### TASK DIRECTIONS
Print the listing in its entirety and exactly, leaving out images.
— start of RECORDED DATA —
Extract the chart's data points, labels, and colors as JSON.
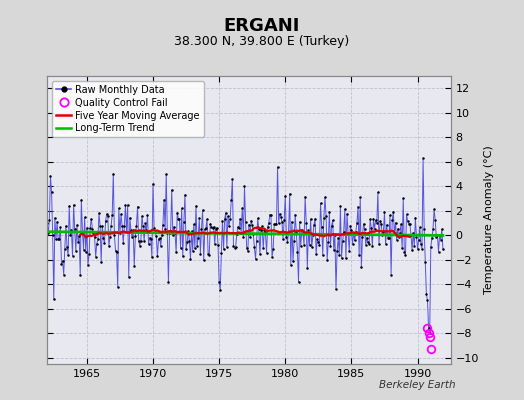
{
  "title": "ERGANI",
  "subtitle": "38.300 N, 39.800 E (Turkey)",
  "ylabel": "Temperature Anomaly (°C)",
  "credit": "Berkeley Earth",
  "xlim": [
    1962.0,
    1992.5
  ],
  "ylim": [
    -10.5,
    13
  ],
  "yticks": [
    -10,
    -8,
    -6,
    -4,
    -2,
    0,
    2,
    4,
    6,
    8,
    10,
    12
  ],
  "xticks": [
    1965,
    1970,
    1975,
    1980,
    1985,
    1990
  ],
  "bg_color": "#d8d8d8",
  "plot_bg_color": "#e8e8f0",
  "raw_color": "#5555dd",
  "dot_color": "#000000",
  "ma_color": "#dd0000",
  "trend_color": "#00bb00",
  "qc_color": "#ff00ff",
  "grid_color": "#bbbbcc",
  "title_fontsize": 13,
  "subtitle_fontsize": 9,
  "ylabel_fontsize": 8,
  "tick_fontsize": 8,
  "seed": 42,
  "n_years": 30,
  "start_year": 1962,
  "qc_fail_times": [
    1990.75,
    1990.833,
    1990.917,
    1991.0
  ],
  "qc_fail_values": [
    -7.6,
    -8.0,
    -8.3,
    -9.3
  ]
}
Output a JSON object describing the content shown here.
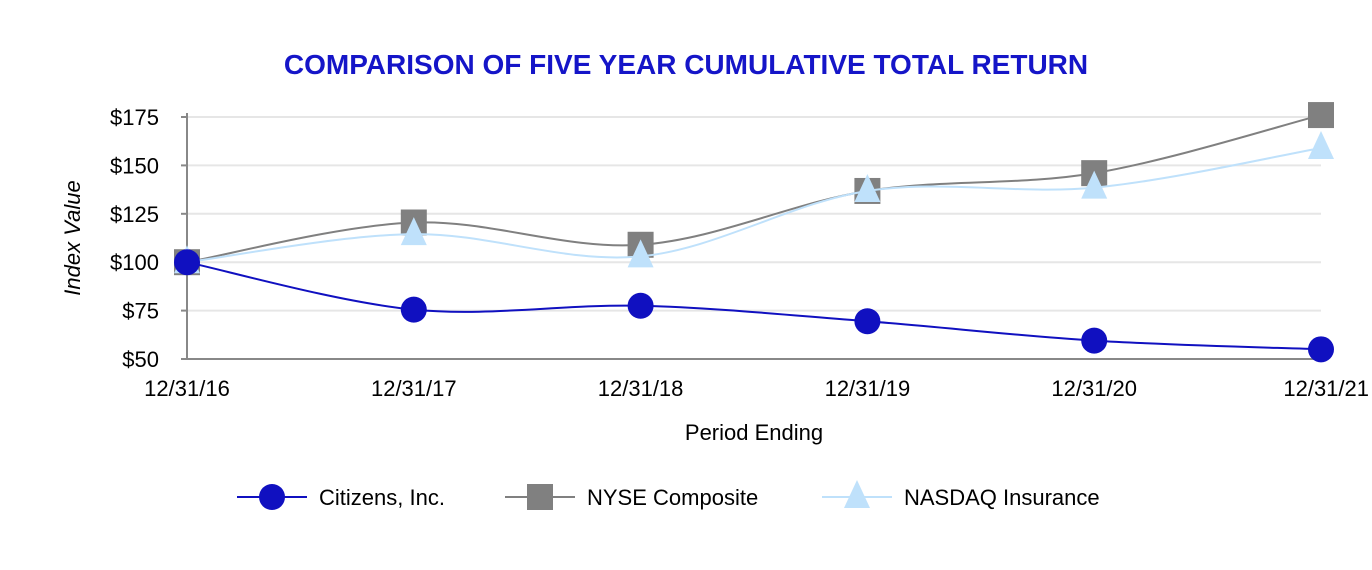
{
  "chart_data": {
    "type": "line",
    "title": "COMPARISON OF FIVE YEAR CUMULATIVE TOTAL RETURN",
    "xlabel": "Period Ending",
    "ylabel": "Index Value",
    "categories": [
      "12/31/16",
      "12/31/17",
      "12/31/18",
      "12/31/19",
      "12/31/20",
      "12/31/21"
    ],
    "yticks": [
      50,
      75,
      100,
      125,
      150,
      175
    ],
    "ytick_labels": [
      "$50",
      "$75",
      "$100",
      "$125",
      "$150",
      "$175"
    ],
    "ylim": [
      50,
      175
    ],
    "grid": true,
    "legend_position": "bottom",
    "series": [
      {
        "name": "Citizens, Inc.",
        "color": "#1010c0",
        "marker": "circle",
        "values": [
          100,
          75.5,
          77.5,
          69.5,
          59.5,
          55
        ]
      },
      {
        "name": "NYSE Composite",
        "color": "#808080",
        "marker": "square",
        "values": [
          100,
          120.5,
          109,
          136.8,
          146,
          176
        ]
      },
      {
        "name": "NASDAQ Insurance",
        "color": "#bfe1fb",
        "marker": "triangle",
        "values": [
          100,
          114.5,
          103,
          136.8,
          138.5,
          159
        ]
      }
    ]
  }
}
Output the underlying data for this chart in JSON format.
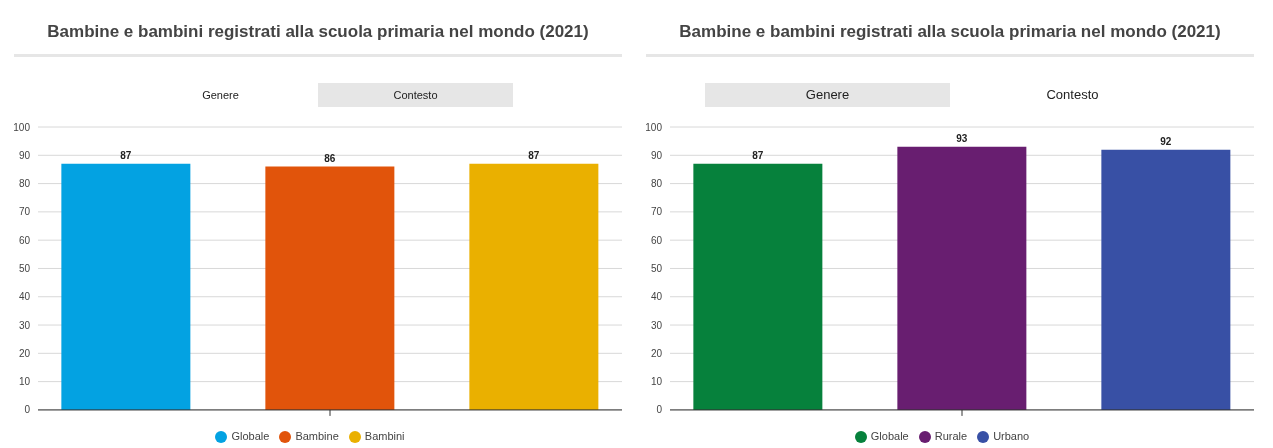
— end of RECORDED DATA —
### FINAL RESULT
Extract the chart's data points, labels, and colors as JSON.
{
  "title": "ERGANI",
  "subtitle": "38.300 N, 39.800 E (Turkey)",
  "ylabel": "Temperature Anomaly (°C)",
  "credit": "Berkeley Earth",
  "xlim": [
    1962.0,
    1992.5
  ],
  "ylim": [
    -10.5,
    13
  ],
  "yticks": [
    -10,
    -8,
    -6,
    -4,
    -2,
    0,
    2,
    4,
    6,
    8,
    10,
    12
  ],
  "xticks": [
    1965,
    1970,
    1975,
    1980,
    1985,
    1990
  ],
  "bg_color": "#d8d8d8",
  "plot_bg_color": "#e8e8f0",
  "raw_color": "#5555dd",
  "dot_color": "#000000",
  "ma_color": "#dd0000",
  "trend_color": "#00bb00",
  "qc_color": "#ff00ff",
  "grid_color": "#bbbbcc",
  "title_fontsize": 13,
  "subtitle_fontsize": 9,
  "ylabel_fontsize": 8,
  "tick_fontsize": 8,
  "seed": 42,
  "n_years": 30,
  "start_year": 1962,
  "qc_fail_times": [
    1990.75,
    1990.833,
    1990.917,
    1991.0
  ],
  "qc_fail_values": [
    -7.6,
    -8.0,
    -8.3,
    -9.3
  ]
}
Output a JSON object describing the content shown here.
{
  "chart_data": {
    "type": "line",
    "title": "COMPARISON OF FIVE YEAR CUMULATIVE TOTAL RETURN",
    "xlabel": "Period Ending",
    "ylabel": "Index Value",
    "categories": [
      "12/31/16",
      "12/31/17",
      "12/31/18",
      "12/31/19",
      "12/31/20",
      "12/31/21"
    ],
    "yticks": [
      50,
      75,
      100,
      125,
      150,
      175
    ],
    "ytick_labels": [
      "$50",
      "$75",
      "$100",
      "$125",
      "$150",
      "$175"
    ],
    "ylim": [
      50,
      175
    ],
    "grid": true,
    "legend_position": "bottom",
    "series": [
      {
        "name": "Citizens, Inc.",
        "color": "#1010c0",
        "marker": "circle",
        "values": [
          100,
          75.5,
          77.5,
          69.5,
          59.5,
          55
        ]
      },
      {
        "name": "NYSE Composite",
        "color": "#808080",
        "marker": "square",
        "values": [
          100,
          120.5,
          109,
          136.8,
          146,
          176
        ]
      },
      {
        "name": "NASDAQ Insurance",
        "color": "#bfe1fb",
        "marker": "triangle",
        "values": [
          100,
          114.5,
          103,
          136.8,
          138.5,
          159
        ]
      }
    ]
  }
}
Output the underlying data for this chart in JSON format.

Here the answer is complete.